Objective: Copy out the complete listing, word for word.
* BEGIN Provided records *
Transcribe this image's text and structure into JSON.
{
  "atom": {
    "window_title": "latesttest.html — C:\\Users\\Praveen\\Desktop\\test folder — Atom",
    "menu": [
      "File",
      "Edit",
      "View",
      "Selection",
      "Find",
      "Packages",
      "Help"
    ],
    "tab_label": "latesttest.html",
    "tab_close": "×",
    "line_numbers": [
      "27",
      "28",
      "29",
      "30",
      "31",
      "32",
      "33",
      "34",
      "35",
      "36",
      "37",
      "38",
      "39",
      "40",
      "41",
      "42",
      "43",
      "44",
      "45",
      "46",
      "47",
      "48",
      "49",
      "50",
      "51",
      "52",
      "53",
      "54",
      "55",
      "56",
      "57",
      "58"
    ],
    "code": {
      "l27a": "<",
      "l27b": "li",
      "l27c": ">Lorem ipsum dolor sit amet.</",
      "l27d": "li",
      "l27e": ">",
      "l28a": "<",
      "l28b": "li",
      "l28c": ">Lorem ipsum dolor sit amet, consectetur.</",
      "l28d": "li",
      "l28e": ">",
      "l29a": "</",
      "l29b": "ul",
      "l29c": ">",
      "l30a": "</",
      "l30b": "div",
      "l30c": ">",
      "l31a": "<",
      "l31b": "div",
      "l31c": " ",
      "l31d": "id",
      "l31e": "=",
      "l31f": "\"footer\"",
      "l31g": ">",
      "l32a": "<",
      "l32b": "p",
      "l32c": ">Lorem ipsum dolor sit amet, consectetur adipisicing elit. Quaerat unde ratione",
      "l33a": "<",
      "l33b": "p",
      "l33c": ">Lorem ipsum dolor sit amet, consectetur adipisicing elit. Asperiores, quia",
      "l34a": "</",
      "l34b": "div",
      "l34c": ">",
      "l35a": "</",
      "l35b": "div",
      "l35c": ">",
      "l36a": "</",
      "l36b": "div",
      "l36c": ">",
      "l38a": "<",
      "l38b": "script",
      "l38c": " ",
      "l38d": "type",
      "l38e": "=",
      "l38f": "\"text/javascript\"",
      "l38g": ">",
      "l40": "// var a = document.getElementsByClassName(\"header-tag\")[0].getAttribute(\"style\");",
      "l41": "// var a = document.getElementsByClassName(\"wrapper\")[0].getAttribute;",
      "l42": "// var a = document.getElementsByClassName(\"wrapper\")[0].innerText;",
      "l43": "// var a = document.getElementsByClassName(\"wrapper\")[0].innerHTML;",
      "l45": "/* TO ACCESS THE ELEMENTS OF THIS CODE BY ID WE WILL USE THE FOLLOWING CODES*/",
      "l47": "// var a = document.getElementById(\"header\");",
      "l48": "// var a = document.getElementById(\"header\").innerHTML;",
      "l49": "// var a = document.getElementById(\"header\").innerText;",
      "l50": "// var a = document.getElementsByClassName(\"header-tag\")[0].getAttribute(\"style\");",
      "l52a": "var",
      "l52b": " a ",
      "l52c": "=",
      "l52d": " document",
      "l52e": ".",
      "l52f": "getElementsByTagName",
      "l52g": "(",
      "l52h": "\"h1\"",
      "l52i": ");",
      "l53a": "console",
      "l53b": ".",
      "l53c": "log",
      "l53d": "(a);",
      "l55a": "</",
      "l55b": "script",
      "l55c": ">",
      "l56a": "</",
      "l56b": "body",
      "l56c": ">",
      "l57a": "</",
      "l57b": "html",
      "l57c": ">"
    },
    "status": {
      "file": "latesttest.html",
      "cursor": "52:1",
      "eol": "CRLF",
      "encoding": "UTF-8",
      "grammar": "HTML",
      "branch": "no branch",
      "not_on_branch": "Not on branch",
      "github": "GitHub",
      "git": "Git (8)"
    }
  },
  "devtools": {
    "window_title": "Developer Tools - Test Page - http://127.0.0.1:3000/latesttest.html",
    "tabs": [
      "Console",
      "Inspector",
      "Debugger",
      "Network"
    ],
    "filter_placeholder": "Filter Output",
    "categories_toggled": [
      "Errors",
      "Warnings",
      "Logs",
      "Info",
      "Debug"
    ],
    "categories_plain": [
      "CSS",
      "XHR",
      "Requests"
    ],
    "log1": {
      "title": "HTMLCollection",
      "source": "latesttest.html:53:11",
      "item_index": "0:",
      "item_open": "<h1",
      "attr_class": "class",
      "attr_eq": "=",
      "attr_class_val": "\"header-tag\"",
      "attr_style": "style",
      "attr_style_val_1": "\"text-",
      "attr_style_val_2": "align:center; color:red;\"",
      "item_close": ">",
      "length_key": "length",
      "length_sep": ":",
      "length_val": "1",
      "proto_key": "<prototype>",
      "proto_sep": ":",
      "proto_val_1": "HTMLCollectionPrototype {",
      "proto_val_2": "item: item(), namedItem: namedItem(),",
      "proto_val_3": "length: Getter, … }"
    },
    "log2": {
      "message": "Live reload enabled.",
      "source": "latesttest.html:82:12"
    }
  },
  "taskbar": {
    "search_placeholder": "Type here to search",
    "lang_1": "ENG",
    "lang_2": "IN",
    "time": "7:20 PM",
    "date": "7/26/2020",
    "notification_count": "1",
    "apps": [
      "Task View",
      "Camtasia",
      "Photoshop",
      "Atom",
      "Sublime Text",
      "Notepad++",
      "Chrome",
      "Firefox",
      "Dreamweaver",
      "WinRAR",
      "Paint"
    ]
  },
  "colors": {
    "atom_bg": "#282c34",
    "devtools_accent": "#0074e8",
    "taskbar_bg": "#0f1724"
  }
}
* END Provided records *
Solved problem:
Transcribe this image's text and structure into JSON.
{
  "atom": {
    "window_title": "latesttest.html — C:\\Users\\Praveen\\Desktop\\test folder — Atom",
    "menu": [
      "File",
      "Edit",
      "View",
      "Selection",
      "Find",
      "Packages",
      "Help"
    ],
    "tab_label": "latesttest.html",
    "tab_close": "×",
    "line_numbers": [
      "27",
      "28",
      "29",
      "30",
      "31",
      "32",
      "33",
      "34",
      "35",
      "36",
      "37",
      "38",
      "39",
      "40",
      "41",
      "42",
      "43",
      "44",
      "45",
      "46",
      "47",
      "48",
      "49",
      "50",
      "51",
      "52",
      "53",
      "54",
      "55",
      "56",
      "57",
      "58"
    ],
    "code": {
      "l27a": "<",
      "l27b": "li",
      "l27c": ">Lorem ipsum dolor sit amet.</",
      "l27d": "li",
      "l27e": ">",
      "l28a": "<",
      "l28b": "li",
      "l28c": ">Lorem ipsum dolor sit amet, consectetur.</",
      "l28d": "li",
      "l28e": ">",
      "l29a": "</",
      "l29b": "ul",
      "l29c": ">",
      "l30a": "</",
      "l30b": "div",
      "l30c": ">",
      "l31a": "<",
      "l31b": "div",
      "l31c": " ",
      "l31d": "id",
      "l31e": "=",
      "l31f": "\"footer\"",
      "l31g": ">",
      "l32a": "<",
      "l32b": "p",
      "l32c": ">Lorem ipsum dolor sit amet, consectetur adipisicing elit. Quaerat unde ratione",
      "l33a": "<",
      "l33b": "p",
      "l33c": ">Lorem ipsum dolor sit amet, consectetur adipisicing elit. Asperiores, quia",
      "l34a": "</",
      "l34b": "div",
      "l34c": ">",
      "l35a": "</",
      "l35b": "div",
      "l35c": ">",
      "l36a": "</",
      "l36b": "div",
      "l36c": ">",
      "l38a": "<",
      "l38b": "script",
      "l38c": " ",
      "l38d": "type",
      "l38e": "=",
      "l38f": "\"text/javascript\"",
      "l38g": ">",
      "l40": "// var a = document.getElementsByClassName(\"header-tag\")[0].getAttribute(\"style\");",
      "l41": "// var a = document.getElementsByClassName(\"wrapper\")[0].getAttribute;",
      "l42": "// var a = document.getElementsByClassName(\"wrapper\")[0].innerText;",
      "l43": "// var a = document.getElementsByClassName(\"wrapper\")[0].innerHTML;",
      "l45": "/* TO ACCESS THE ELEMENTS OF THIS CODE BY ID WE WILL USE THE FOLLOWING CODES*/",
      "l47": "// var a = document.getElementById(\"header\");",
      "l48": "// var a = document.getElementById(\"header\").innerHTML;",
      "l49": "// var a = document.getElementById(\"header\").innerText;",
      "l50": "// var a = document.getElementsByClassName(\"header-tag\")[0].getAttribute(\"style\");",
      "l52a": "var",
      "l52b": " a ",
      "l52c": "=",
      "l52d": " document",
      "l52e": ".",
      "l52f": "getElementsByTagName",
      "l52g": "(",
      "l52h": "\"h1\"",
      "l52i": ");",
      "l53a": "console",
      "l53b": ".",
      "l53c": "log",
      "l53d": "(a);",
      "l55a": "</",
      "l55b": "script",
      "l55c": ">",
      "l56a": "</",
      "l56b": "body",
      "l56c": ">",
      "l57a": "</",
      "l57b": "html",
      "l57c": ">"
    },
    "status": {
      "file": "latesttest.html",
      "cursor": "52:1",
      "eol": "CRLF",
      "encoding": "UTF-8",
      "grammar": "HTML",
      "branch": "no branch",
      "not_on_branch": "Not on branch",
      "github": "GitHub",
      "git": "Git (8)"
    }
  },
  "devtools": {
    "window_title": "Developer Tools - Test Page - http://127.0.0.1:3000/latesttest.html",
    "tabs": [
      "Console",
      "Inspector",
      "Debugger",
      "Network"
    ],
    "filter_placeholder": "Filter Output",
    "categories_toggled": [
      "Errors",
      "Warnings",
      "Logs",
      "Info",
      "Debug"
    ],
    "categories_plain": [
      "CSS",
      "XHR",
      "Requests"
    ],
    "log1": {
      "title": "HTMLCollection",
      "source": "latesttest.html:53:11",
      "item_index": "0:",
      "item_open": "<h1",
      "attr_class": "class",
      "attr_eq": "=",
      "attr_class_val": "\"header-tag\"",
      "attr_style": "style",
      "attr_style_val_1": "\"text-",
      "attr_style_val_2": "align:center; color:red;\"",
      "item_close": ">",
      "length_key": "length",
      "length_sep": ":",
      "length_val": "1",
      "proto_key": "<prototype>",
      "proto_sep": ":",
      "proto_val_1": "HTMLCollectionPrototype {",
      "proto_val_2": "item: item(), namedItem: namedItem(),",
      "proto_val_3": "length: Getter, … }"
    },
    "log2": {
      "message": "Live reload enabled.",
      "source": "latesttest.html:82:12"
    }
  },
  "taskbar": {
    "search_placeholder": "Type here to search",
    "lang_1": "ENG",
    "lang_2": "IN",
    "time": "7:20 PM",
    "date": "7/26/2020",
    "notification_count": "1",
    "apps": [
      "Task View",
      "Camtasia",
      "Photoshop",
      "Atom",
      "Sublime Text",
      "Notepad++",
      "Chrome",
      "Firefox",
      "Dreamweaver",
      "WinRAR",
      "Paint"
    ]
  },
  "colors": {
    "atom_bg": "#282c34",
    "devtools_accent": "#0074e8",
    "taskbar_bg": "#0f1724"
  }
}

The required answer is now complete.